#### Data for this task ####
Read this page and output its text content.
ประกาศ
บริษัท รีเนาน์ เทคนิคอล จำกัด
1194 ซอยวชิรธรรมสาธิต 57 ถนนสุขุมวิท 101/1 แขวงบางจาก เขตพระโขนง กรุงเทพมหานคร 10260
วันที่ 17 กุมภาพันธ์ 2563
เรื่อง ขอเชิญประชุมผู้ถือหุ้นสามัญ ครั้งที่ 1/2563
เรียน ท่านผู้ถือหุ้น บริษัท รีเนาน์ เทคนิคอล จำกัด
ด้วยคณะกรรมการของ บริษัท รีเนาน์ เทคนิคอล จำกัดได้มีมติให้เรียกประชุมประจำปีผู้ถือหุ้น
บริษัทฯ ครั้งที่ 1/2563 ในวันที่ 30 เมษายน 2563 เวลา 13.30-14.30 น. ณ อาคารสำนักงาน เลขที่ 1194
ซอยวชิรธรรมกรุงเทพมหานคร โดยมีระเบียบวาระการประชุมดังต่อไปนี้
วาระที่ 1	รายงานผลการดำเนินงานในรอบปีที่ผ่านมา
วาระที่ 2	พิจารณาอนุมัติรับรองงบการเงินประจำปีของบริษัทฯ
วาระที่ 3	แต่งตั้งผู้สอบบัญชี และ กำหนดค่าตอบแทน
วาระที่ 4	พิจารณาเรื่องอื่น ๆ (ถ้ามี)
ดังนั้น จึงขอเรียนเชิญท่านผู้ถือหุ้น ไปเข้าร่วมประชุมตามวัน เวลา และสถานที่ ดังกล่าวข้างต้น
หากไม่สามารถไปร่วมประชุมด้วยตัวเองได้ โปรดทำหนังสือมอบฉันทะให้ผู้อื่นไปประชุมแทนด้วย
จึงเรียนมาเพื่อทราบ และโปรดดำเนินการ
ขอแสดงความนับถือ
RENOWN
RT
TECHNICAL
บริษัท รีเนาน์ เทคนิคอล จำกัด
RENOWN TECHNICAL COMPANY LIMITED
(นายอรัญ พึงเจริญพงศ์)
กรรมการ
####
#### Data for this task ####
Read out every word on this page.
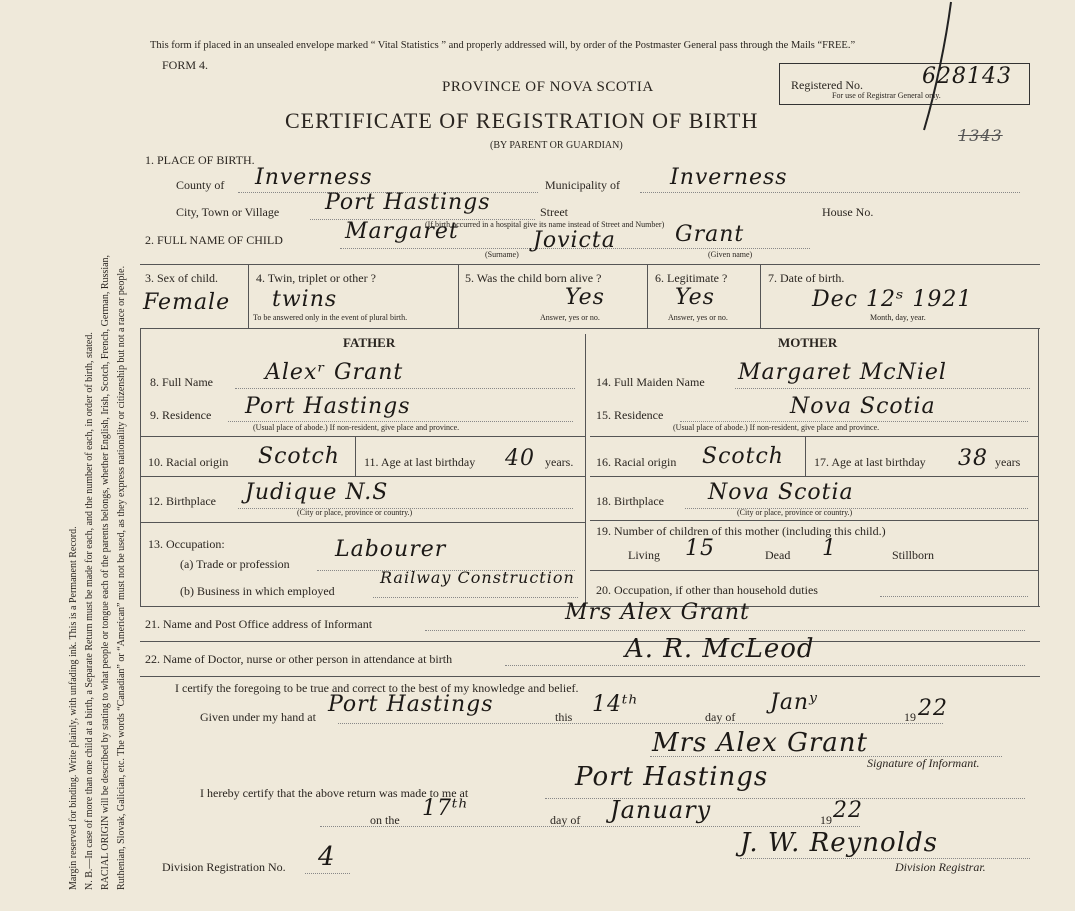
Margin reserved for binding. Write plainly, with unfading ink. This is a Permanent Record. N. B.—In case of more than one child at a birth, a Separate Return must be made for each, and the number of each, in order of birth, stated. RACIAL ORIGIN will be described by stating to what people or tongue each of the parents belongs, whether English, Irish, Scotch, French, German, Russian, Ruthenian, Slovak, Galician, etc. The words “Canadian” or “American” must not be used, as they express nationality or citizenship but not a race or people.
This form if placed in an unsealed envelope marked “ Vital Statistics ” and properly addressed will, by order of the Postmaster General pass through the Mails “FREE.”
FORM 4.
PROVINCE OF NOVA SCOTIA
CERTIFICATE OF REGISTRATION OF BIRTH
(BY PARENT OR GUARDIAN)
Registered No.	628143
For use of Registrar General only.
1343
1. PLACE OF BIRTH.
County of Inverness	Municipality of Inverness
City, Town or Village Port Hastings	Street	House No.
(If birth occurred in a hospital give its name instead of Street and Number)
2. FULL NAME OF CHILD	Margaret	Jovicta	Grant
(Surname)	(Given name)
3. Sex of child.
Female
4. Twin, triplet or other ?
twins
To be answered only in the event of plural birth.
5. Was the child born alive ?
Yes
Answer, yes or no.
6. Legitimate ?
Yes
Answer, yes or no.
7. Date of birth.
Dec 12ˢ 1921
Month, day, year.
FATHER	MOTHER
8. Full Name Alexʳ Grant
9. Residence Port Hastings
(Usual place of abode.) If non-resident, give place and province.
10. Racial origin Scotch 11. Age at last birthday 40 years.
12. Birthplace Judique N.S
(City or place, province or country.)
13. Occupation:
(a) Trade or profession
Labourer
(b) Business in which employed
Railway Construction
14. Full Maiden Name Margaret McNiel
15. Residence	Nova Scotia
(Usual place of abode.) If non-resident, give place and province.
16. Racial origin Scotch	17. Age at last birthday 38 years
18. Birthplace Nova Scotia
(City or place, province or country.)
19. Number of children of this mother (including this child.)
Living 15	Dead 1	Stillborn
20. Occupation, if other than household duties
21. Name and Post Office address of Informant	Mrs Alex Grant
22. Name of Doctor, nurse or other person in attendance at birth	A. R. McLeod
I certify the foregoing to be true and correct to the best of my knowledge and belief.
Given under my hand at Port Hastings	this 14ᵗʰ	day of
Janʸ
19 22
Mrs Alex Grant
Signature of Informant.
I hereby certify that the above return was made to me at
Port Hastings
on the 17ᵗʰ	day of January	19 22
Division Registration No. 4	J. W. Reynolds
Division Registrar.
####
[Your objective]:
Select and copy every line of the material that holds the string "วมประช".

[The reply]:
ดังนั้น จึงขอเรียนเชิญท่านผู้ถือหุ้น ไปเข้าร่วมประชุมตามวัน เวลา และสถานที่ ดังกล่าวข้างต้น
หากไม่สามารถไปร่วมประชุมด้วยตัวเองได้ โปรดทำหนังสือมอบฉันทะให้ผู้อื่นไปประชุมแทนด้วย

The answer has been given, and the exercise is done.